▸ AIM
Reproduce the following material exactly, including every line.
[START DATA FOR THIS EXERCISE]
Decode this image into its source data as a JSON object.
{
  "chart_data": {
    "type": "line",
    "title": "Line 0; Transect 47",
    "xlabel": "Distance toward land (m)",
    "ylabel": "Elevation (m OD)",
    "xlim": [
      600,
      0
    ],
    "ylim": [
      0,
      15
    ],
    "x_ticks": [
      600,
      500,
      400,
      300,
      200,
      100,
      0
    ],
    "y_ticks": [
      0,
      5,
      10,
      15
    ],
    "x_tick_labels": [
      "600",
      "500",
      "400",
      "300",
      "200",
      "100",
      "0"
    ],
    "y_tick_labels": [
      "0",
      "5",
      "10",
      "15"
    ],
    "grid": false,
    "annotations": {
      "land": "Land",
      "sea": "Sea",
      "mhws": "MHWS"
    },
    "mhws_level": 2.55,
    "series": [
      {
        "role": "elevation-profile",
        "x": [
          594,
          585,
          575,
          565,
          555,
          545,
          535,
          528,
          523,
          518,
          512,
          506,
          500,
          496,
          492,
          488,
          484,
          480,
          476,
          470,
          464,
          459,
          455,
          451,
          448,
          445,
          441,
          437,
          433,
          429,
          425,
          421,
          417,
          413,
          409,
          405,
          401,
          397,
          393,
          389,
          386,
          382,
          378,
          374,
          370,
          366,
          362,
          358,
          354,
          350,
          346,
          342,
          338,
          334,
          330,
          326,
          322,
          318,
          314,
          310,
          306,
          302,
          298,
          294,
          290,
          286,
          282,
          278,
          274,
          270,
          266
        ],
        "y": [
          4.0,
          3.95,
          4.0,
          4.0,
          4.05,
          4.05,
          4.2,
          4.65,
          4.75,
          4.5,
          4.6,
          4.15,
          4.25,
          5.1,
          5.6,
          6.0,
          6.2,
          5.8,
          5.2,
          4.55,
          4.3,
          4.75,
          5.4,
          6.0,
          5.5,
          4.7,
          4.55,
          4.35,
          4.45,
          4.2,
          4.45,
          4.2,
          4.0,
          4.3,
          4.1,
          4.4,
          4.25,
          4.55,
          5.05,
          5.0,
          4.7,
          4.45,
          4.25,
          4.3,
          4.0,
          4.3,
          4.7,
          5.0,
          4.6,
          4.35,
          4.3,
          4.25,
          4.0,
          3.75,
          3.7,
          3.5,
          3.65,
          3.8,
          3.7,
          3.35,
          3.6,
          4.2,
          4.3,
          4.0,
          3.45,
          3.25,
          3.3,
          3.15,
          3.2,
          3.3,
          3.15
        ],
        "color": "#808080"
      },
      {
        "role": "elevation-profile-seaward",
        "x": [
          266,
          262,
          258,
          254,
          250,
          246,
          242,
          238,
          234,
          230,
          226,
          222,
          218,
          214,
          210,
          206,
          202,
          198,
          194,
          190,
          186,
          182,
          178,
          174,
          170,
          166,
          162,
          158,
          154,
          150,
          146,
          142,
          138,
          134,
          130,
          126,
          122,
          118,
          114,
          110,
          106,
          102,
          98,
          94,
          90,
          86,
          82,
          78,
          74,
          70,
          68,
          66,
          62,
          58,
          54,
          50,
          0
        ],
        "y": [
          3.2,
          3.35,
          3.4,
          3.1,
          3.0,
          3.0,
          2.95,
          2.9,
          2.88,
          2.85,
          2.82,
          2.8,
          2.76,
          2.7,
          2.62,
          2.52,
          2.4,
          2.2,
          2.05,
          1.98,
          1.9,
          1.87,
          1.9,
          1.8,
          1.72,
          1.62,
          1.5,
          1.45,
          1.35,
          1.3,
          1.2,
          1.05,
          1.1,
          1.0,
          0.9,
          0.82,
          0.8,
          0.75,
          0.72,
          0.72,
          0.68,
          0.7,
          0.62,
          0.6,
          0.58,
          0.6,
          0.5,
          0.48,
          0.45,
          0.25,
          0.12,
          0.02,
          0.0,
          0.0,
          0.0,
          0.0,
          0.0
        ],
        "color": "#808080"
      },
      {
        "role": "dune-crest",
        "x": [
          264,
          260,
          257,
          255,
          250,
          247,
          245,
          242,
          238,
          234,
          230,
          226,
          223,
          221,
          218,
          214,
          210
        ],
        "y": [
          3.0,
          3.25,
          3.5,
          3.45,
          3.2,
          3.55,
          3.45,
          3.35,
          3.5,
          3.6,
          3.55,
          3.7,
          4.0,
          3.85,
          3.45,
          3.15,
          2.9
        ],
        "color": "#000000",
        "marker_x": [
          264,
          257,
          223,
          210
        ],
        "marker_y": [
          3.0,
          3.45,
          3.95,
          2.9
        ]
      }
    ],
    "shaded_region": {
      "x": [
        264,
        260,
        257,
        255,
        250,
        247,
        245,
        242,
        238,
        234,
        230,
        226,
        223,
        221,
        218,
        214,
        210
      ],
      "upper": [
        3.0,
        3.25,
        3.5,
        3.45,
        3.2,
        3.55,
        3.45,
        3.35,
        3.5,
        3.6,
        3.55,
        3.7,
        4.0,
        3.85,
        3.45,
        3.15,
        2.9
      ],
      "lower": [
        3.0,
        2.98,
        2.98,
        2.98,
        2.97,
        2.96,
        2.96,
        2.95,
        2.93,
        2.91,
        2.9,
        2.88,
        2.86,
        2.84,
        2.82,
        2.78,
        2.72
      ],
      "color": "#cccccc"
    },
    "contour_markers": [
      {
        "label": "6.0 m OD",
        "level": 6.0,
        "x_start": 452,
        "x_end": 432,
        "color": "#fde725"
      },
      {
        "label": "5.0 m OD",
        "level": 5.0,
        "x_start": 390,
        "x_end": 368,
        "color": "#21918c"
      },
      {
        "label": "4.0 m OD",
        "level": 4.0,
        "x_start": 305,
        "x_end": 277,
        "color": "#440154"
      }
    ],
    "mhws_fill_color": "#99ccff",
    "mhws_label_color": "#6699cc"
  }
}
[END DATA FOR THIS EXERCISE]
▸ EXERCISE OUTPUT
Decode this image into its source data as a JSON object.
{
  "chart_data": {
    "type": "line",
    "title": "Line 0; Transect 47",
    "xlabel": "Distance toward land (m)",
    "ylabel": "Elevation (m OD)",
    "xlim": [
      600,
      0
    ],
    "ylim": [
      0,
      15
    ],
    "x_ticks": [
      600,
      500,
      400,
      300,
      200,
      100,
      0
    ],
    "y_ticks": [
      0,
      5,
      10,
      15
    ],
    "x_tick_labels": [
      "600",
      "500",
      "400",
      "300",
      "200",
      "100",
      "0"
    ],
    "y_tick_labels": [
      "0",
      "5",
      "10",
      "15"
    ],
    "grid": false,
    "annotations": {
      "land": "Land",
      "sea": "Sea",
      "mhws": "MHWS"
    },
    "mhws_level": 2.55,
    "series": [
      {
        "role": "elevation-profile",
        "x": [
          594,
          585,
          575,
          565,
          555,
          545,
          535,
          528,
          523,
          518,
          512,
          506,
          500,
          496,
          492,
          488,
          484,
          480,
          476,
          470,
          464,
          459,
          455,
          451,
          448,
          445,
          441,
          437,
          433,
          429,
          425,
          421,
          417,
          413,
          409,
          405,
          401,
          397,
          393,
          389,
          386,
          382,
          378,
          374,
          370,
          366,
          362,
          358,
          354,
          350,
          346,
          342,
          338,
          334,
          330,
          326,
          322,
          318,
          314,
          310,
          306,
          302,
          298,
          294,
          290,
          286,
          282,
          278,
          274,
          270,
          266
        ],
        "y": [
          4.0,
          3.95,
          4.0,
          4.0,
          4.05,
          4.05,
          4.2,
          4.65,
          4.75,
          4.5,
          4.6,
          4.15,
          4.25,
          5.1,
          5.6,
          6.0,
          6.2,
          5.8,
          5.2,
          4.55,
          4.3,
          4.75,
          5.4,
          6.0,
          5.5,
          4.7,
          4.55,
          4.35,
          4.45,
          4.2,
          4.45,
          4.2,
          4.0,
          4.3,
          4.1,
          4.4,
          4.25,
          4.55,
          5.05,
          5.0,
          4.7,
          4.45,
          4.25,
          4.3,
          4.0,
          4.3,
          4.7,
          5.0,
          4.6,
          4.35,
          4.3,
          4.25,
          4.0,
          3.75,
          3.7,
          3.5,
          3.65,
          3.8,
          3.7,
          3.35,
          3.6,
          4.2,
          4.3,
          4.0,
          3.45,
          3.25,
          3.3,
          3.15,
          3.2,
          3.3,
          3.15
        ],
        "color": "#808080"
      },
      {
        "role": "elevation-profile-seaward",
        "x": [
          266,
          262,
          258,
          254,
          250,
          246,
          242,
          238,
          234,
          230,
          226,
          222,
          218,
          214,
          210,
          206,
          202,
          198,
          194,
          190,
          186,
          182,
          178,
          174,
          170,
          166,
          162,
          158,
          154,
          150,
          146,
          142,
          138,
          134,
          130,
          126,
          122,
          118,
          114,
          110,
          106,
          102,
          98,
          94,
          90,
          86,
          82,
          78,
          74,
          70,
          68,
          66,
          62,
          58,
          54,
          50,
          0
        ],
        "y": [
          3.2,
          3.35,
          3.4,
          3.1,
          3.0,
          3.0,
          2.95,
          2.9,
          2.88,
          2.85,
          2.82,
          2.8,
          2.76,
          2.7,
          2.62,
          2.52,
          2.4,
          2.2,
          2.05,
          1.98,
          1.9,
          1.87,
          1.9,
          1.8,
          1.72,
          1.62,
          1.5,
          1.45,
          1.35,
          1.3,
          1.2,
          1.05,
          1.1,
          1.0,
          0.9,
          0.82,
          0.8,
          0.75,
          0.72,
          0.72,
          0.68,
          0.7,
          0.62,
          0.6,
          0.58,
          0.6,
          0.5,
          0.48,
          0.45,
          0.25,
          0.12,
          0.02,
          0.0,
          0.0,
          0.0,
          0.0,
          0.0
        ],
        "color": "#808080"
      },
      {
        "role": "dune-crest",
        "x": [
          264,
          260,
          257,
          255,
          250,
          247,
          245,
          242,
          238,
          234,
          230,
          226,
          223,
          221,
          218,
          214,
          210
        ],
        "y": [
          3.0,
          3.25,
          3.5,
          3.45,
          3.2,
          3.55,
          3.45,
          3.35,
          3.5,
          3.6,
          3.55,
          3.7,
          4.0,
          3.85,
          3.45,
          3.15,
          2.9
        ],
        "color": "#000000",
        "marker_x": [
          264,
          257,
          223,
          210
        ],
        "marker_y": [
          3.0,
          3.45,
          3.95,
          2.9
        ]
      }
    ],
    "shaded_region": {
      "x": [
        264,
        260,
        257,
        255,
        250,
        247,
        245,
        242,
        238,
        234,
        230,
        226,
        223,
        221,
        218,
        214,
        210
      ],
      "upper": [
        3.0,
        3.25,
        3.5,
        3.45,
        3.2,
        3.55,
        3.45,
        3.35,
        3.5,
        3.6,
        3.55,
        3.7,
        4.0,
        3.85,
        3.45,
        3.15,
        2.9
      ],
      "lower": [
        3.0,
        2.98,
        2.98,
        2.98,
        2.97,
        2.96,
        2.96,
        2.95,
        2.93,
        2.91,
        2.9,
        2.88,
        2.86,
        2.84,
        2.82,
        2.78,
        2.72
      ],
      "color": "#cccccc"
    },
    "contour_markers": [
      {
        "label": "6.0 m OD",
        "level": 6.0,
        "x_start": 452,
        "x_end": 432,
        "color": "#fde725"
      },
      {
        "label": "5.0 m OD",
        "level": 5.0,
        "x_start": 390,
        "x_end": 368,
        "color": "#21918c"
      },
      {
        "label": "4.0 m OD",
        "level": 4.0,
        "x_start": 305,
        "x_end": 277,
        "color": "#440154"
      }
    ],
    "mhws_fill_color": "#99ccff",
    "mhws_label_color": "#6699cc"
  }
}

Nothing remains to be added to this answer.